What is being asked
Pull out each line of the records holding the string "embedding".
╔══
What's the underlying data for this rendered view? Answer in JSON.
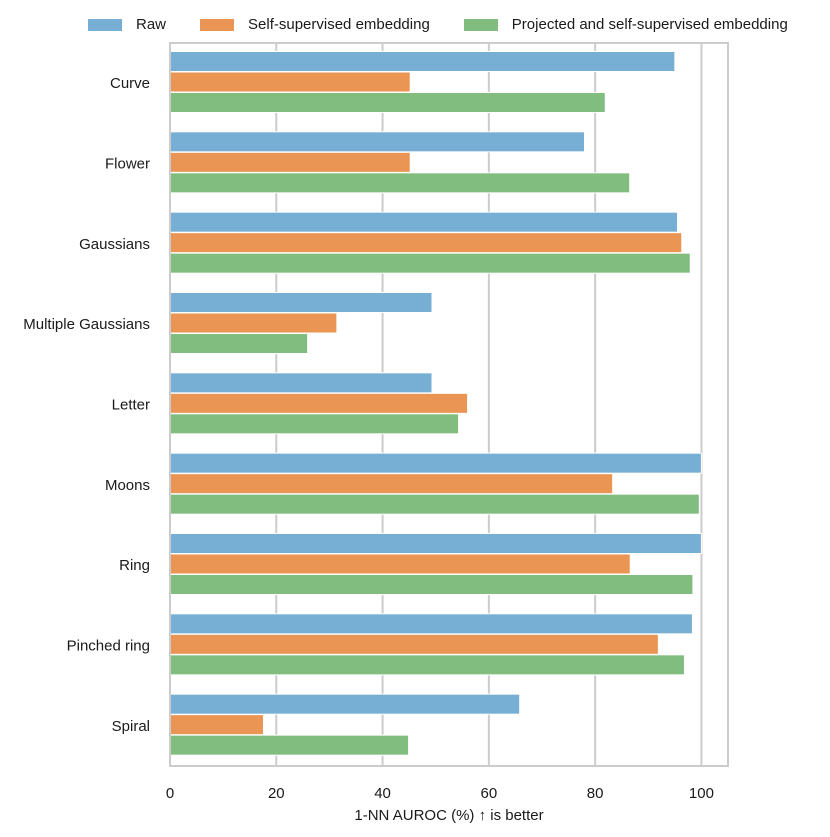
{
  "chart_data": {
    "type": "bar",
    "orientation": "horizontal",
    "categories": [
      "Curve",
      "Flower",
      "Gaussians",
      "Multiple Gaussians",
      "Letter",
      "Moons",
      "Ring",
      "Pinched ring",
      "Spiral"
    ],
    "series": [
      {
        "name": "Raw",
        "color": "#76aed4",
        "values": [
          95.0,
          78.0,
          95.5,
          49.3,
          49.3,
          100.0,
          100.0,
          98.3,
          65.8
        ]
      },
      {
        "name": "Self-supervised embedding",
        "color": "#ea9553",
        "values": [
          45.2,
          45.2,
          96.3,
          31.4,
          56.0,
          83.3,
          86.6,
          91.9,
          17.6
        ]
      },
      {
        "name": "Projected and self-supervised embedding",
        "color": "#80bd7f",
        "values": [
          81.9,
          86.5,
          97.9,
          25.9,
          54.3,
          99.6,
          98.4,
          96.8,
          44.9
        ]
      }
    ],
    "xlabel": "1-NN AUROC (%) ↑ is better",
    "ylabel": "",
    "xlim": [
      0,
      105
    ],
    "xticks": [
      0,
      20,
      40,
      60,
      80,
      100
    ],
    "grid": true,
    "legend_position": "top"
  }
}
╚══
Result
        "name": "Self-supervised embedding",
        "name": "Projected and self-supervised embedding",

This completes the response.